## Dataset extract
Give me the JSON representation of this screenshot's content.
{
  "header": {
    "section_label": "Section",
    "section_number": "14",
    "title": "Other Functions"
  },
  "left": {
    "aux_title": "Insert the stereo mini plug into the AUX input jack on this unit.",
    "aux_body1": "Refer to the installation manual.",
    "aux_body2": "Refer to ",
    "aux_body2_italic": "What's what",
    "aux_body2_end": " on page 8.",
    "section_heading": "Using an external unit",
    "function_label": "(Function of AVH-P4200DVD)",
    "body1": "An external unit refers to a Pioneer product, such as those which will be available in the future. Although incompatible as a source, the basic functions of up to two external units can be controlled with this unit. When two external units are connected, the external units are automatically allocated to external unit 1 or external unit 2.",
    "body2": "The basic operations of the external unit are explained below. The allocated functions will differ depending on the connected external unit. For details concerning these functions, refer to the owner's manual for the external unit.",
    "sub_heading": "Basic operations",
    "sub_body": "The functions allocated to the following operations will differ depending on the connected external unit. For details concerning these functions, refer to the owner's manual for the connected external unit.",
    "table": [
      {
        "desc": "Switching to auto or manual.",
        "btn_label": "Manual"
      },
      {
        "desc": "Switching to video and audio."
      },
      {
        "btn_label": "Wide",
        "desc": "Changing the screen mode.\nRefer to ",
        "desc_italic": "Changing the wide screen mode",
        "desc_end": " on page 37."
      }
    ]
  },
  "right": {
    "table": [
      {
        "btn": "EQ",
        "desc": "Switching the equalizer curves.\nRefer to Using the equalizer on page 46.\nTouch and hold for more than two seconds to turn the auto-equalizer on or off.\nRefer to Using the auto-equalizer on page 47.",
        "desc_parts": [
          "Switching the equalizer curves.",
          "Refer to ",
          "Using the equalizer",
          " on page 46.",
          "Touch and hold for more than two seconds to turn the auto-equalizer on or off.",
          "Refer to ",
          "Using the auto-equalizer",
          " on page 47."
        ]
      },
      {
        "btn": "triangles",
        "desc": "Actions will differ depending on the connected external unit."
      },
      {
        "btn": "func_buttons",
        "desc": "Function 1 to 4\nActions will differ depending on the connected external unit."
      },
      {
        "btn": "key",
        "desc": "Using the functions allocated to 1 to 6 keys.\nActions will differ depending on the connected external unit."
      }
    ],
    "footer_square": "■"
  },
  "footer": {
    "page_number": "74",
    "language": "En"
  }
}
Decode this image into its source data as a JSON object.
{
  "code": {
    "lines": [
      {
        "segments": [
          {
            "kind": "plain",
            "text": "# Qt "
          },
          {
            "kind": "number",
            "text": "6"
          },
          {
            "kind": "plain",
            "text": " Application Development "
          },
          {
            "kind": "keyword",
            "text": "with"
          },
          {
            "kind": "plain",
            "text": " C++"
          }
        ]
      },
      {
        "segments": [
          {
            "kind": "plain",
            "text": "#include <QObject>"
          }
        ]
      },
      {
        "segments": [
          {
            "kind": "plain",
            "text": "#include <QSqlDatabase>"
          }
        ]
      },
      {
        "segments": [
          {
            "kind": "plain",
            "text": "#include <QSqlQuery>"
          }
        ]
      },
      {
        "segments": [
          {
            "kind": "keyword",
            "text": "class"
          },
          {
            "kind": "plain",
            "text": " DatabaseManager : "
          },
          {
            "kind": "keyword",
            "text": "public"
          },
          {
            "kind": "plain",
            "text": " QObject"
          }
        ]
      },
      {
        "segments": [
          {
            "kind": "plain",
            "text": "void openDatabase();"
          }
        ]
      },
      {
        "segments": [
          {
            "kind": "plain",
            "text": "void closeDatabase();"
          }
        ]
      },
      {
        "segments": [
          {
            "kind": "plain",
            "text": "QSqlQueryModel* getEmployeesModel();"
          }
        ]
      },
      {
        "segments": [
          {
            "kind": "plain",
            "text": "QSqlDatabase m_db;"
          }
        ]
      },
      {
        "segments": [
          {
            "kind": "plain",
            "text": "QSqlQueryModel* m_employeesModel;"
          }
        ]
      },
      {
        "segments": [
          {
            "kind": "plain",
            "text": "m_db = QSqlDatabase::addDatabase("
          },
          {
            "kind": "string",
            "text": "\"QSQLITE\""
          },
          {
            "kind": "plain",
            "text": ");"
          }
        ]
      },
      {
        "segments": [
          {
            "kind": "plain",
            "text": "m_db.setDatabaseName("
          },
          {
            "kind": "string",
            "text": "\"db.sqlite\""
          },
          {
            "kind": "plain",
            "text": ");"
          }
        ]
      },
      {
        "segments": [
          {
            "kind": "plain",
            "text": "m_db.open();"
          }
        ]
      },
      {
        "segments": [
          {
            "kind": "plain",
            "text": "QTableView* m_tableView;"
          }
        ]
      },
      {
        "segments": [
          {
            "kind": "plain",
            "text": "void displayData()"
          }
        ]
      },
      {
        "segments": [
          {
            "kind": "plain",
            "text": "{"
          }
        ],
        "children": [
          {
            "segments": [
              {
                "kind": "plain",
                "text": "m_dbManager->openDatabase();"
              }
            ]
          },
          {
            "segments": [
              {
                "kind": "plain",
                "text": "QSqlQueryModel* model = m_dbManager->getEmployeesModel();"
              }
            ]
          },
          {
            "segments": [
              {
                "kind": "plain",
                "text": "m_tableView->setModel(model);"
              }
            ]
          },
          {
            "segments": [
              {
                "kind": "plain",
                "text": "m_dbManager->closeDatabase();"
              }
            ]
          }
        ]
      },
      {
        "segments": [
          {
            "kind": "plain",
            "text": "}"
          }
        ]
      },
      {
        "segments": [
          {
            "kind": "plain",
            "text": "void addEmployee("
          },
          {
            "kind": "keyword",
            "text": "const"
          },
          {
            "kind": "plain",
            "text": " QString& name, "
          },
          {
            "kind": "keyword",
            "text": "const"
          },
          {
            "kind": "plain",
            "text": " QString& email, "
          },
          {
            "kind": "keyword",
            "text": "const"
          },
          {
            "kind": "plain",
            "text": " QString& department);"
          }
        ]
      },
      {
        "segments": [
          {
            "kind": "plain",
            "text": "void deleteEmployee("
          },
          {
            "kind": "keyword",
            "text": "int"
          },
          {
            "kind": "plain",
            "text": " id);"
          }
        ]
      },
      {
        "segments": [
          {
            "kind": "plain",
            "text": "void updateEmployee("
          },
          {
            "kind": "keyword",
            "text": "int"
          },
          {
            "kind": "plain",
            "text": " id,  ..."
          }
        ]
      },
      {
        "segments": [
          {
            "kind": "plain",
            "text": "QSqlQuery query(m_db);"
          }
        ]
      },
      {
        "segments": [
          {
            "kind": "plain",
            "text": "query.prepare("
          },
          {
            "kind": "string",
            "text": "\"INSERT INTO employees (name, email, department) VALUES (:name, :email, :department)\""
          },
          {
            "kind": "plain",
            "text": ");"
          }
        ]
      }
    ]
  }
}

## Exercise directions
Return all lines with the word "Changing" in them.

## The response
        "desc": "Changing the screen mode.\nRefer to ",
        "desc_italic": "Changing the wide screen mode",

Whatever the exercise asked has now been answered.